_AIM_:
The entries below need to be written out exactly, with no pictures included.

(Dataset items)
□ □ □

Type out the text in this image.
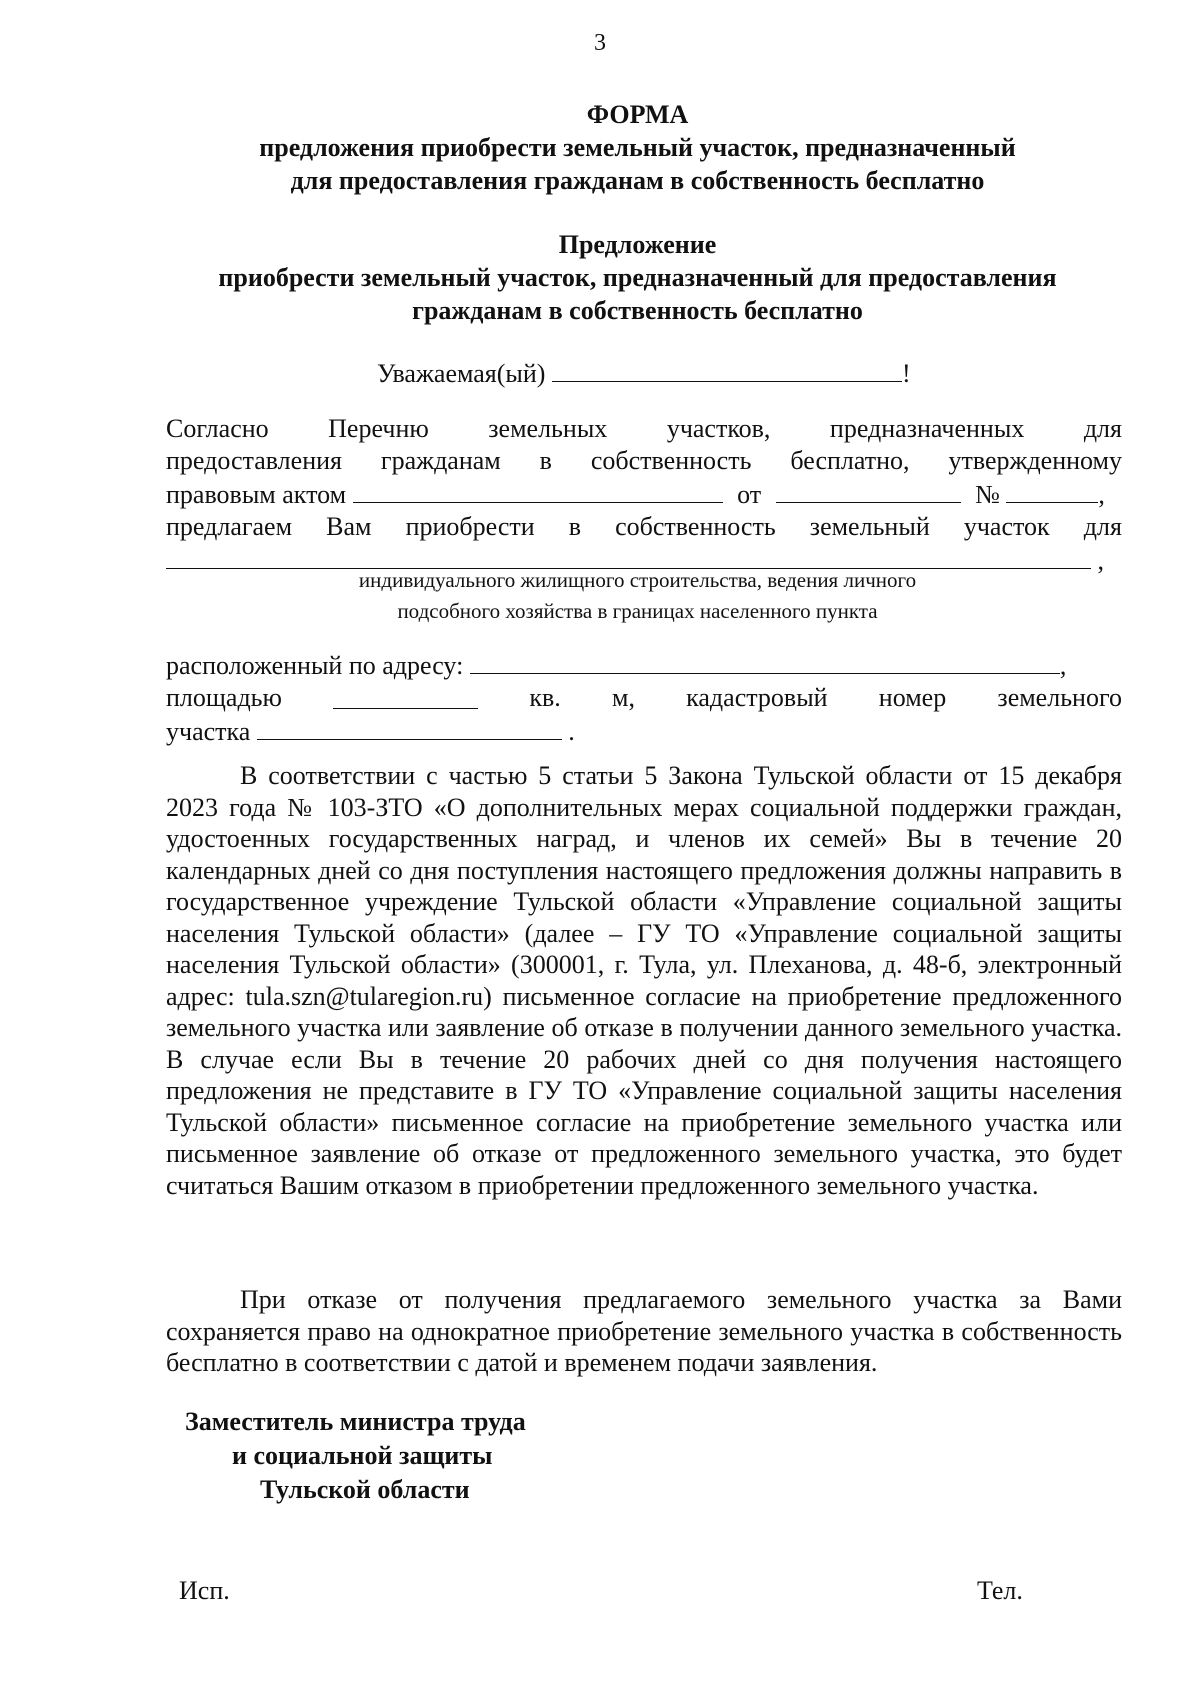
3
ФОРМА
предложения приобрести земельный участок, предназначенный
для предоставления гражданам в собственность бесплатно
Предложение
приобрести земельный участок, предназначенный для предоставления
гражданам в собственность бесплатно
Уважаемая(ый)	!
Согласно Перечню земельных участков, предназначенных для
предоставления гражданам в собственность бесплатно, утвержденному
правовым актом	от	№	,
предлагаем Вам приобрести в собственность земельный участок для
,
индивидуального жилищного строительства, ведения личного
подсобного хозяйства в границах населенного пункта
расположенный по адресу:	,
площадью	кв. м, кадастровый номер земельного
участка	.
В соответствии с частью 5 статьи 5 Закона Тульской области от 15 декабря 2023 года № 103-ЗТО «О дополнительных мерах социальной поддержки граждан, удостоенных государственных наград, и членов их семей» Вы в течение 20 календарных дней со дня поступления настоящего предложения должны направить в государственное учреждение Тульской области «Управление социальной защиты населения Тульской области» (далее – ГУ ТО «Управление социальной защиты населения Тульской области» (300001, г. Тула, ул. Плеханова, д. 48-б, электронный адрес: tula.szn@tularegion.ru) письменное согласие на приобретение предложенного земельного участка или заявление об отказе в получении данного земельного участка. В случае если Вы в течение 20 рабочих дней со дня получения настоящего предложения не представите в ГУ ТО «Управление социальной защиты населения Тульской области» письменное согласие на приобретение земельного участка или письменное заявление об отказе от предложенного земельного участка, это будет считаться Вашим отказом в приобретении предложенного земельного участка.
При отказе от получения предлагаемого земельного участка за Вами сохраняется право на однократное приобретение земельного участка в собственность бесплатно в соответствии с датой и временем подачи заявления.
Заместитель министра труда
и социальной защиты
Тульской области
Исп.	Тел.
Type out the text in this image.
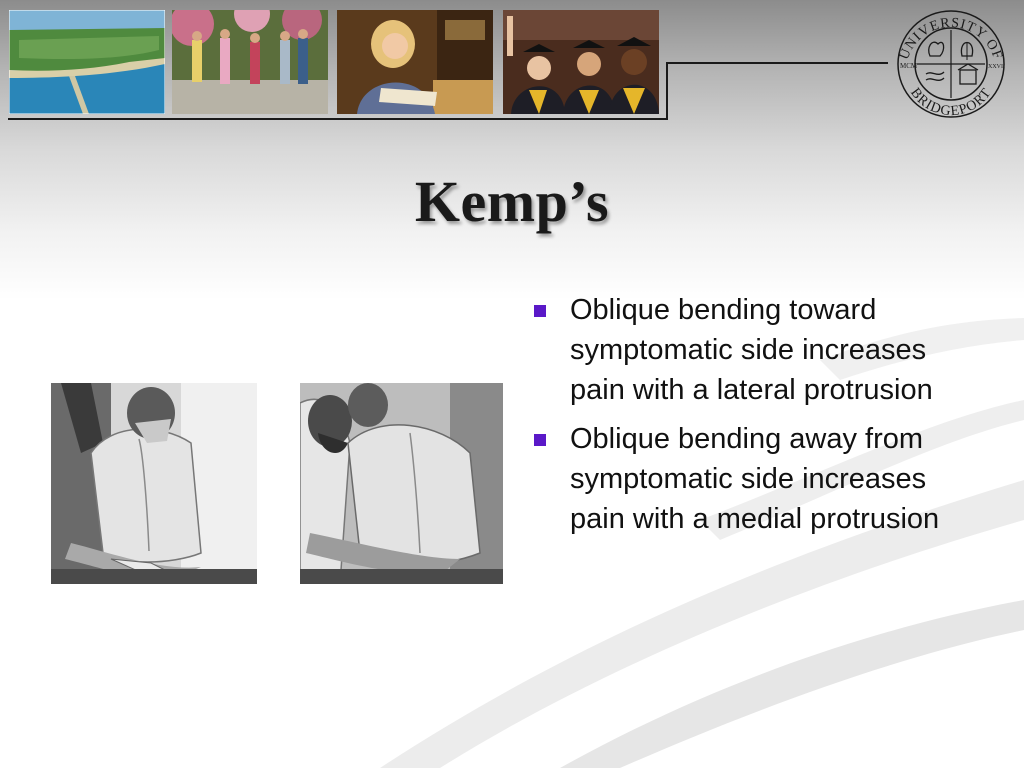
UNIVERSITY OF
BRIDGEPORT
MCM	XXVII
Kemp’s
Oblique bending toward symptomatic side increases pain with a lateral protrusion
Oblique bending away from symptomatic side increases pain with a medial protrusion
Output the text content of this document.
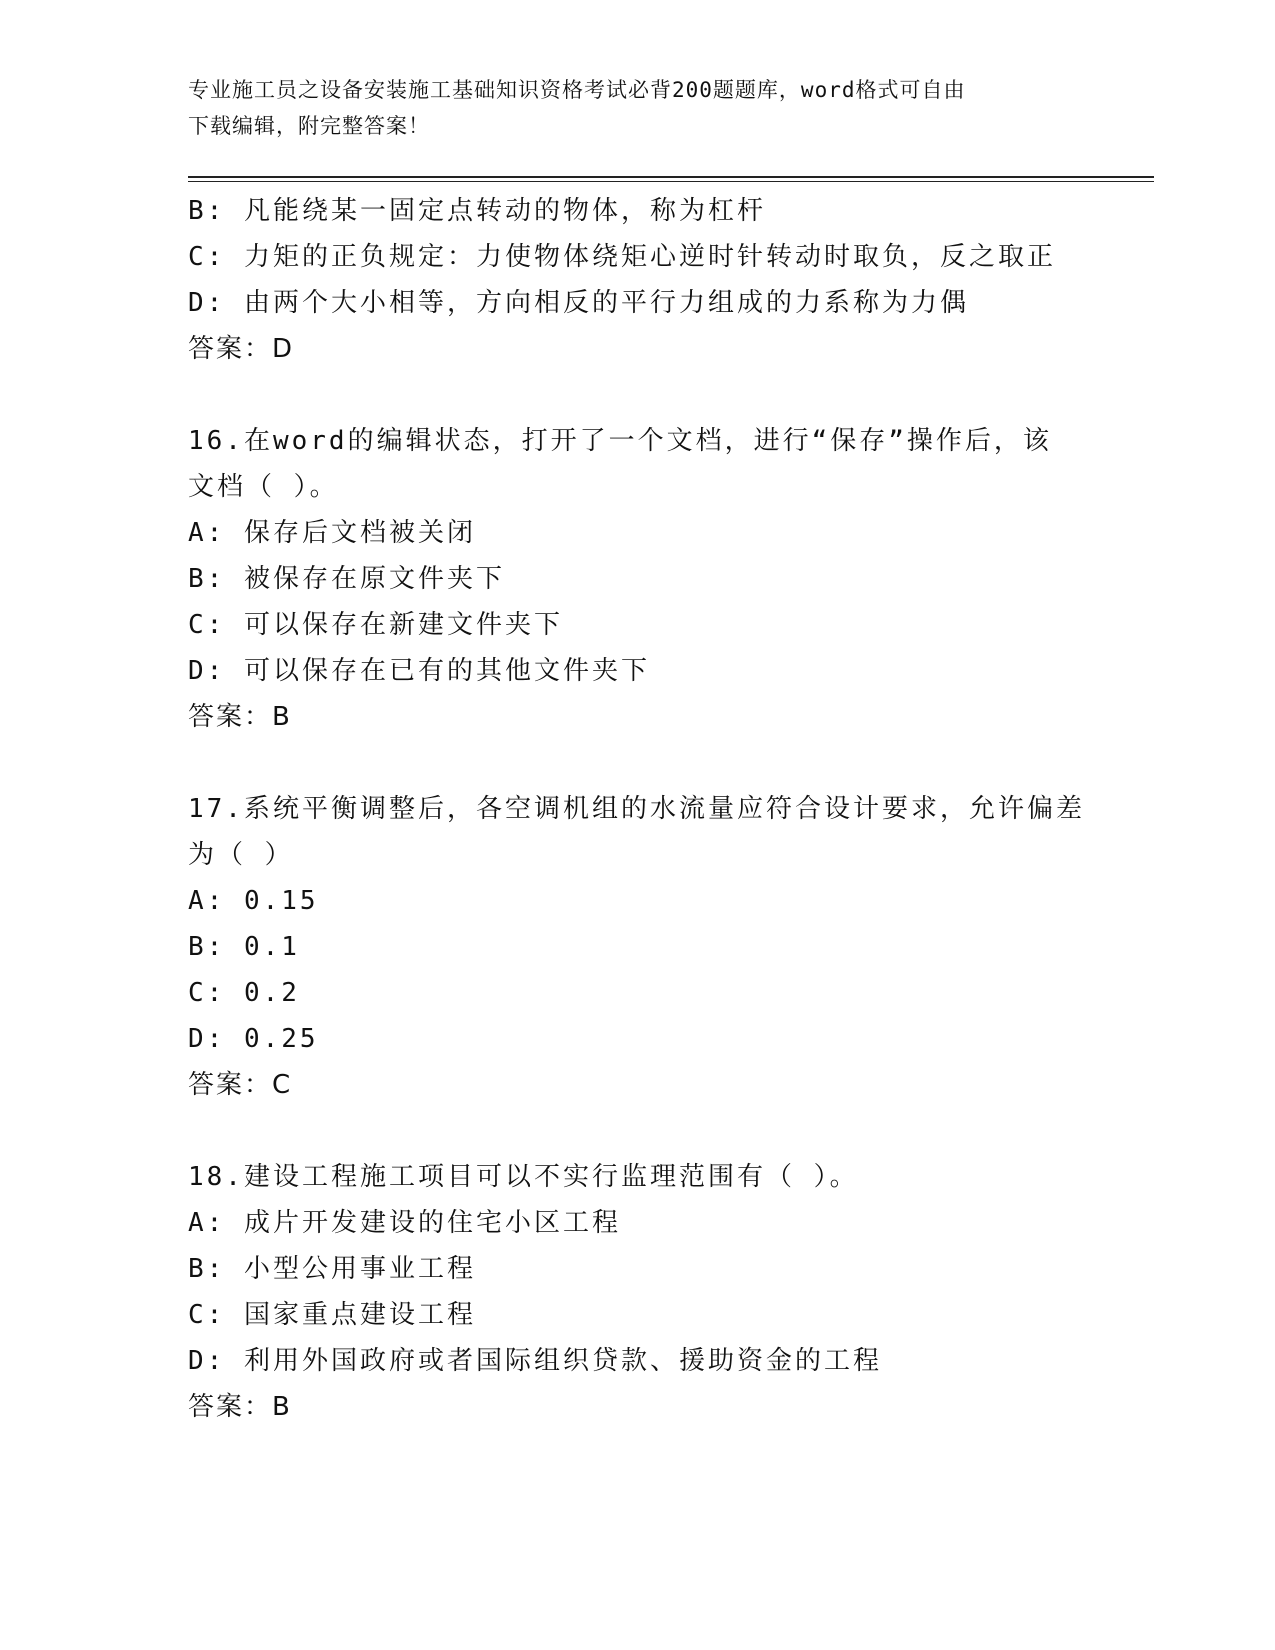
专业施工员之设备安装施工基础知识资格考试必背200题题库，word格式可自由
下载编辑，附完整答案！
B: 凡能绕某一固定点转动的物体，称为杠杆
C: 力矩的正负规定：力使物体绕矩心逆时针转动时取负，反之取正
D: 由两个大小相等，方向相反的平行力组成的力系称为力偶
答案：D
16.在word的编辑状态，打开了一个文档，进行“保存”操作后，该
文档（ ）。
A: 保存后文档被关闭
B: 被保存在原文件夹下
C: 可以保存在新建文件夹下
D: 可以保存在已有的其他文件夹下
答案：B
17.系统平衡调整后，各空调机组的水流量应符合设计要求，允许偏差
为（ ）
A: 0.15
B: 0.1
C: 0.2
D: 0.25
答案：C
18.建设工程施工项目可以不实行监理范围有（ ）。
A: 成片开发建设的住宅小区工程
B: 小型公用事业工程
C: 国家重点建设工程
D: 利用外国政府或者国际组织贷款、援助资金的工程
答案：B
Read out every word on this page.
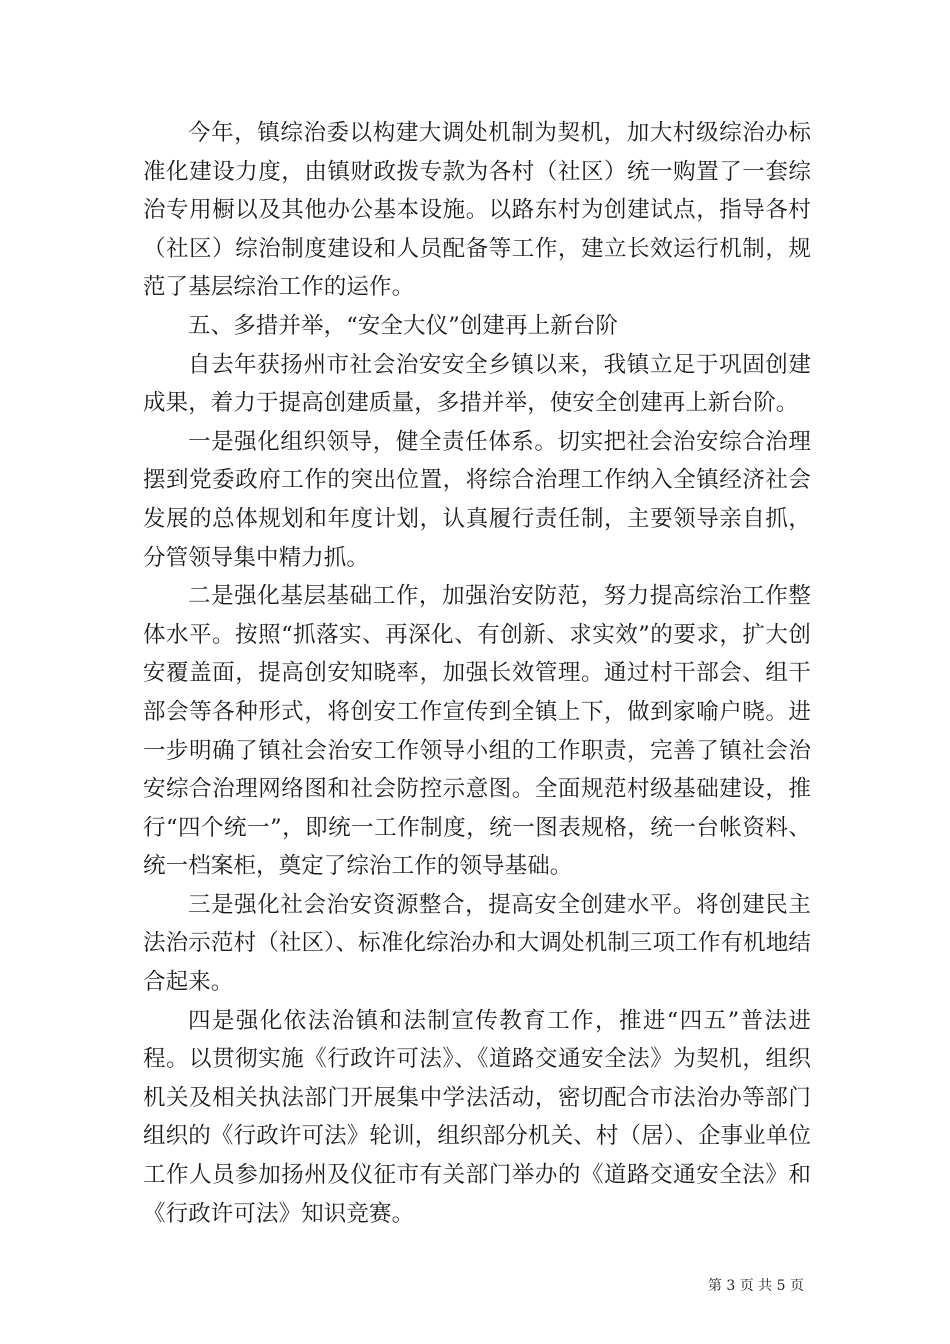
今年，镇综治委以构建大调处机制为契机，加大村级综治办标准化建设力度，由镇财政拨专款为各村（社区）统一购置了一套综治专用橱以及其他办公基本设施。以路东村为创建试点，指导各村（社区）综治制度建设和人员配备等工作，建立长效运行机制，规范了基层综治工作的运作。

五、多措并举，“安全大仪”创建再上新台阶

自去年获扬州市社会治安安全乡镇以来，我镇立足于巩固创建成果，着力于提高创建质量，多措并举，使安全创建再上新台阶。

一是强化组织领导，健全责任体系。切实把社会治安综合治理摆到党委政府工作的突出位置，将综合治理工作纳入全镇经济社会发展的总体规划和年度计划，认真履行责任制，主要领导亲自抓，分管领导集中精力抓。

二是强化基层基础工作，加强治安防范，努力提高综治工作整体水平。按照“抓落实、再深化、有创新、求实效”的要求，扩大创安覆盖面，提高创安知晓率，加强长效管理。通过村干部会、组干部会等各种形式，将创安工作宣传到全镇上下，做到家喻户晓。进一步明确了镇社会治安工作领导小组的工作职责，完善了镇社会治安综合治理网络图和社会防控示意图。全面规范村级基础建设，推行“四个统一”，即统一工作制度，统一图表规格，统一台帐资料、统一档案柜，奠定了综治工作的领导基础。

三是强化社会治安资源整合，提高安全创建水平。将创建民主法治示范村（社区）、标准化综治办和大调处机制三项工作有机地结合起来。

四是强化依法治镇和法制宣传教育工作，推进“四五”普法进程。以贯彻实施《行政许可法》、《道路交通安全法》为契机，组织机关及相关执法部门开展集中学法活动，密切配合市法治办等部门组织的《行政许可法》轮训，组织部分机关、村（居）、企事业单位工作人员参加扬州及仪征市有关部门举办的《道路交通安全法》和《行政许可法》知识竞赛。

第 3 页 共 5 页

□ □ □

_COMPLETE ANSWER_:
Type out the text in this image.
3
ФОРМА
предложения приобрести земельный участок, предназначенный
для предоставления гражданам в собственность бесплатно
Предложение
приобрести земельный участок, предназначенный для предоставления
гражданам в собственность бесплатно
Уважаемая(ый)	!
Согласно Перечню земельных участков, предназначенных для
предоставления гражданам в собственность бесплатно, утвержденному
правовым актом	от	№	,
предлагаем Вам приобрести в собственность земельный участок для
,
индивидуального жилищного строительства, ведения личного
подсобного хозяйства в границах населенного пункта
расположенный по адресу:	,
площадью	кв. м, кадастровый номер земельного
участка	.
В соответствии с частью 5 статьи 5 Закона Тульской области от 15 декабря 2023 года № 103-ЗТО «О дополнительных мерах социальной поддержки граждан, удостоенных государственных наград, и членов их семей» Вы в течение 20 календарных дней со дня поступления настоящего предложения должны направить в государственное учреждение Тульской области «Управление социальной защиты населения Тульской области» (далее – ГУ ТО «Управление социальной защиты населения Тульской области» (300001, г. Тула, ул. Плеханова, д. 48-б, электронный адрес: tula.szn@tularegion.ru) письменное согласие на приобретение предложенного земельного участка или заявление об отказе в получении данного земельного участка. В случае если Вы в течение 20 рабочих дней со дня получения настоящего предложения не представите в ГУ ТО «Управление социальной защиты населения Тульской области» письменное согласие на приобретение земельного участка или письменное заявление об отказе от предложенного земельного участка, это будет считаться Вашим отказом в приобретении предложенного земельного участка.
При отказе от получения предлагаемого земельного участка за Вами сохраняется право на однократное приобретение земельного участка в собственность бесплатно в соответствии с датой и временем подачи заявления.
Заместитель министра труда
и социальной защиты
Тульской области
Исп.	Тел.
Type out the text in this image.
UNIVERSITY OF
BRIDGEPORT
MCM	XXVII
Kemp’s
Oblique bending toward symptomatic side increases pain with a lateral protrusion
Oblique bending away from symptomatic side increases pain with a medial protrusion
Output the text content of this document.
专业施工员之设备安装施工基础知识资格考试必背200题题库，word格式可自由
下载编辑，附完整答案！
B: 凡能绕某一固定点转动的物体，称为杠杆
C: 力矩的正负规定：力使物体绕矩心逆时针转动时取负，反之取正
D: 由两个大小相等，方向相反的平行力组成的力系称为力偶
答案：D
16.在word的编辑状态，打开了一个文档，进行“保存”操作后，该
文档（ ）。
A: 保存后文档被关闭
B: 被保存在原文件夹下
C: 可以保存在新建文件夹下
D: 可以保存在已有的其他文件夹下
答案：B
17.系统平衡调整后，各空调机组的水流量应符合设计要求，允许偏差
为（ ）
A: 0.15
B: 0.1
C: 0.2
D: 0.25
答案：C
18.建设工程施工项目可以不实行监理范围有（ ）。
A: 成片开发建设的住宅小区工程
B: 小型公用事业工程
C: 国家重点建设工程
D: 利用外国政府或者国际组织贷款、援助资金的工程
答案：B
Read out every word on this page.
今年，镇综治委以构建大调处机制为契机，加大村级综治办标准化建设力度，由镇财政拨专款为各村（社区）统一购置了一套综治专用橱以及其他办公基本设施。以路东村为创建试点，指导各村（社区）综治制度建设和人员配备等工作，建立长效运行机制，规范了基层综治工作的运作。

五、多措并举，“安全大仪”创建再上新台阶

自去年获扬州市社会治安安全乡镇以来，我镇立足于巩固创建成果，着力于提高创建质量，多措并举，使安全创建再上新台阶。

一是强化组织领导，健全责任体系。切实把社会治安综合治理摆到党委政府工作的突出位置，将综合治理工作纳入全镇经济社会发展的总体规划和年度计划，认真履行责任制，主要领导亲自抓，分管领导集中精力抓。

二是强化基层基础工作，加强治安防范，努力提高综治工作整体水平。按照“抓落实、再深化、有创新、求实效”的要求，扩大创安覆盖面，提高创安知晓率，加强长效管理。通过村干部会、组干部会等各种形式，将创安工作宣传到全镇上下，做到家喻户晓。进一步明确了镇社会治安工作领导小组的工作职责，完善了镇社会治安综合治理网络图和社会防控示意图。全面规范村级基础建设，推行“四个统一”，即统一工作制度，统一图表规格，统一台帐资料、统一档案柜，奠定了综治工作的领导基础。

三是强化社会治安资源整合，提高安全创建水平。将创建民主法治示范村（社区）、标准化综治办和大调处机制三项工作有机地结合起来。

四是强化依法治镇和法制宣传教育工作，推进“四五”普法进程。以贯彻实施《行政许可法》、《道路交通安全法》为契机，组织机关及相关执法部门开展集中学法活动，密切配合市法治办等部门组织的《行政许可法》轮训，组织部分机关、村（居）、企事业单位工作人员参加扬州及仪征市有关部门举办的《道路交通安全法》和《行政许可法》知识竞赛。

第 3 页 共 5 页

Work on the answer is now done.